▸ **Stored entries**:

==*==

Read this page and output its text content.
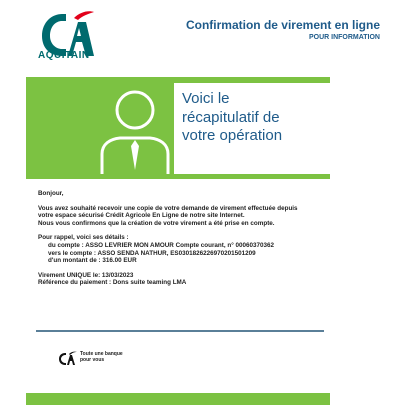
AQUITAIN
Confirmation de virement en ligne
POUR INFORMATION
Voici le
récapitulatif de
votre opération

Bonjour,

Vous avez souhaité recevoir une copie de votre demande de virement effectuée depuis

votre espace sécurisé Crédit Agricole En Ligne de notre site Internet.

Nous vous confirmons que la création de votre virement a été prise en compte.

Pour rappel, voici ses détails :

du compte : ASSO LEVRIER MON AMOUR Compte courant, n° 00060370362

vers le compte : ASSO SENDA NATHUR, ES0301826226970201501209

d'un montant de : 316.00 EUR

Virement UNIQUE le: 13/03/2023

Référence du paiement : Dons suite teaming LMA

Toute une banque
pour vous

==*==

Can you restate all the records above word for word while dropping the pictures?

Read this page and output its text content.
AQUITAIN
Confirmation de virement en ligne
POUR INFORMATION
Voici le
récapitulatif de
votre opération

Bonjour,

Vous avez souhaité recevoir une copie de votre demande de virement effectuée depuis

votre espace sécurisé Crédit Agricole En Ligne de notre site Internet.

Nous vous confirmons que la création de votre virement a été prise en compte.

Pour rappel, voici ses détails :

du compte : ASSO LEVRIER MON AMOUR Compte courant, n° 00060370362

vers le compte : ASSO SENDA NATHUR, ES0301826226970201501209

d'un montant de : 316.00 EUR

Virement UNIQUE le: 13/03/2023

Référence du paiement : Dons suite teaming LMA

Toute une banque
pour vous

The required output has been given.